◆ EXERCISE:
Gather every line holding the string "Item".

Extracted data entries:

==*==

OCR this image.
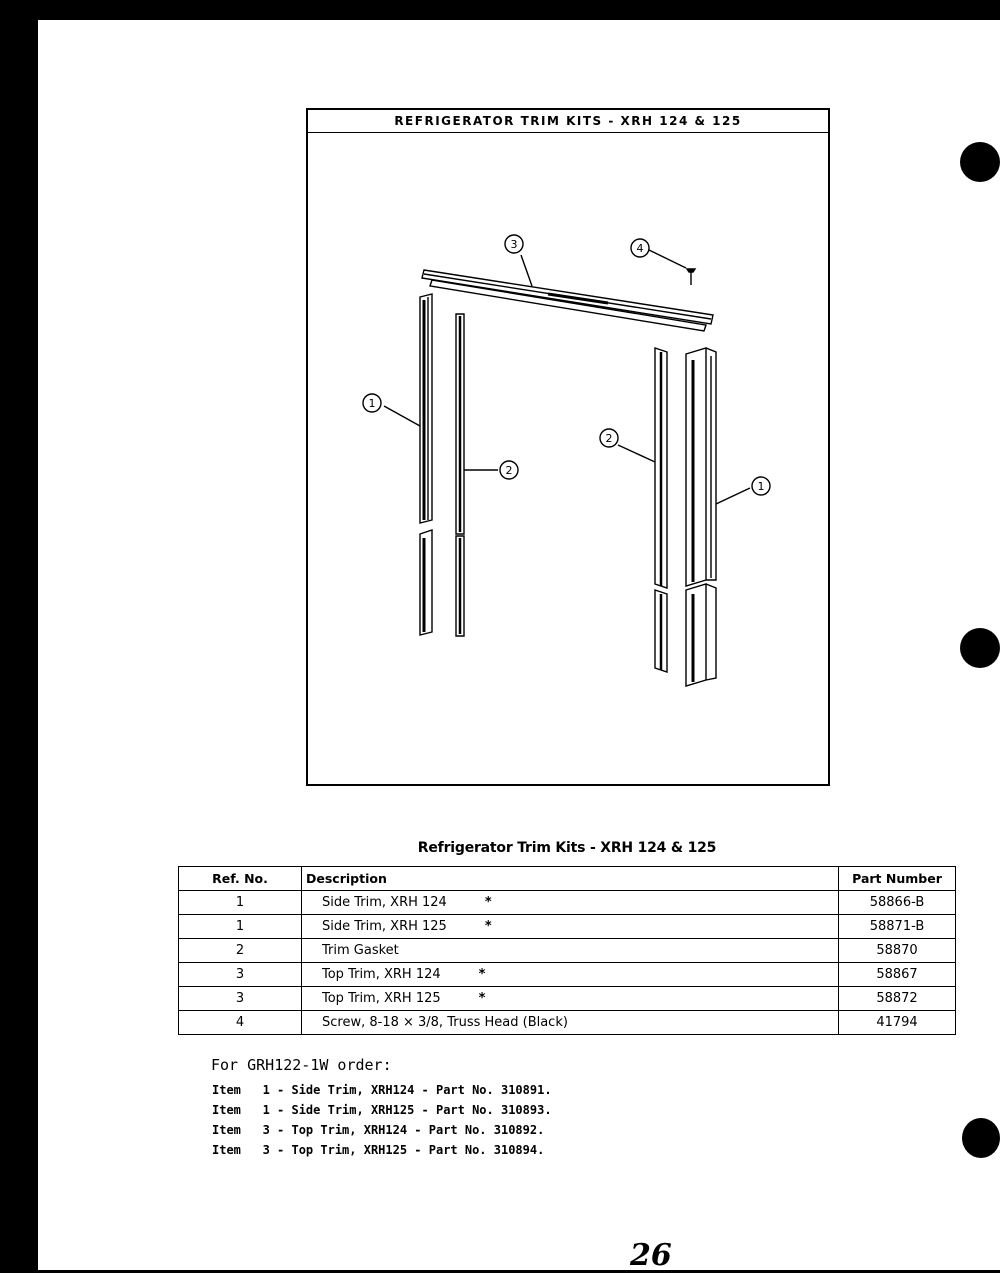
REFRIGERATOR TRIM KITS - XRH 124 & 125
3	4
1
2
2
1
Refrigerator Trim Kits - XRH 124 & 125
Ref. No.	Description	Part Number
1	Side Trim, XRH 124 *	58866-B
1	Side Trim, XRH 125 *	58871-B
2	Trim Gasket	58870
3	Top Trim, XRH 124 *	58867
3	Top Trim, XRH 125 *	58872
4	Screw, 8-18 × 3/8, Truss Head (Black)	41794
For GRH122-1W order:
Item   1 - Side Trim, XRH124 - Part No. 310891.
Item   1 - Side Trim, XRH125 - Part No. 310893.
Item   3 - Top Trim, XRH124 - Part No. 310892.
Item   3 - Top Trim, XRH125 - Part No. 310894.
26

==*==

◆ RESPONSE BELOW:
Item   1 - Side Trim, XRH124 - Part No. 310891.
Item   1 - Side Trim, XRH125 - Part No. 310893.
Item   3 - Top Trim, XRH124 - Part No. 310892.
Item   3 - Top Trim, XRH125 - Part No. 310894.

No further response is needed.